The records below need retyping in full; give them again exactly.

***** Information supplied *****

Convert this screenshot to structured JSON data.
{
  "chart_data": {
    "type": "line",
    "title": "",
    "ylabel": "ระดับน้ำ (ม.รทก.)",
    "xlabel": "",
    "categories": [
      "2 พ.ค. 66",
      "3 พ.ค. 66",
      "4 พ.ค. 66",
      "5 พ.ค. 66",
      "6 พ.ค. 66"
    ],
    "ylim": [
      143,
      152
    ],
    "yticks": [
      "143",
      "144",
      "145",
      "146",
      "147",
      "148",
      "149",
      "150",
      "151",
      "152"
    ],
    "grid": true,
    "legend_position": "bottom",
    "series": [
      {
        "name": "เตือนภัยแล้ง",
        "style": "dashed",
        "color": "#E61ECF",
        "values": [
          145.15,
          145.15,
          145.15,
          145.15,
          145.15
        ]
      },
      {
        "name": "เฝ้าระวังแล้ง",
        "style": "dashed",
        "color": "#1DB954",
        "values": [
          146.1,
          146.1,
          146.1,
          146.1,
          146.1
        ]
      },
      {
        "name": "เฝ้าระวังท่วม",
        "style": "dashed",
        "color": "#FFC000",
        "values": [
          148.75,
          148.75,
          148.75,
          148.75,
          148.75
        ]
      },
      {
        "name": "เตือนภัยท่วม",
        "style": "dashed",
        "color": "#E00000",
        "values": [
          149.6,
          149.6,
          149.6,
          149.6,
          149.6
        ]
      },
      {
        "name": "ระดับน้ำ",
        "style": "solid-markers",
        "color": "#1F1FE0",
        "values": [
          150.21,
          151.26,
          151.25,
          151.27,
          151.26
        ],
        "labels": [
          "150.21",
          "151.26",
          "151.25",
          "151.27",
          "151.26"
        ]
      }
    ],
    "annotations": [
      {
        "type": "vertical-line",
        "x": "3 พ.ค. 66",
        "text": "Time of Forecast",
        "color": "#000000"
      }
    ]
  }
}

*****

> _Correct response_
Convert this screenshot to structured JSON data.
{
  "chart_data": {
    "type": "line",
    "title": "",
    "ylabel": "ระดับน้ำ (ม.รทก.)",
    "xlabel": "",
    "categories": [
      "2 พ.ค. 66",
      "3 พ.ค. 66",
      "4 พ.ค. 66",
      "5 พ.ค. 66",
      "6 พ.ค. 66"
    ],
    "ylim": [
      143,
      152
    ],
    "yticks": [
      "143",
      "144",
      "145",
      "146",
      "147",
      "148",
      "149",
      "150",
      "151",
      "152"
    ],
    "grid": true,
    "legend_position": "bottom",
    "series": [
      {
        "name": "เตือนภัยแล้ง",
        "style": "dashed",
        "color": "#E61ECF",
        "values": [
          145.15,
          145.15,
          145.15,
          145.15,
          145.15
        ]
      },
      {
        "name": "เฝ้าระวังแล้ง",
        "style": "dashed",
        "color": "#1DB954",
        "values": [
          146.1,
          146.1,
          146.1,
          146.1,
          146.1
        ]
      },
      {
        "name": "เฝ้าระวังท่วม",
        "style": "dashed",
        "color": "#FFC000",
        "values": [
          148.75,
          148.75,
          148.75,
          148.75,
          148.75
        ]
      },
      {
        "name": "เตือนภัยท่วม",
        "style": "dashed",
        "color": "#E00000",
        "values": [
          149.6,
          149.6,
          149.6,
          149.6,
          149.6
        ]
      },
      {
        "name": "ระดับน้ำ",
        "style": "solid-markers",
        "color": "#1F1FE0",
        "values": [
          150.21,
          151.26,
          151.25,
          151.27,
          151.26
        ],
        "labels": [
          "150.21",
          "151.26",
          "151.25",
          "151.27",
          "151.26"
        ]
      }
    ],
    "annotations": [
      {
        "type": "vertical-line",
        "x": "3 พ.ค. 66",
        "text": "Time of Forecast",
        "color": "#000000"
      }
    ]
  }
}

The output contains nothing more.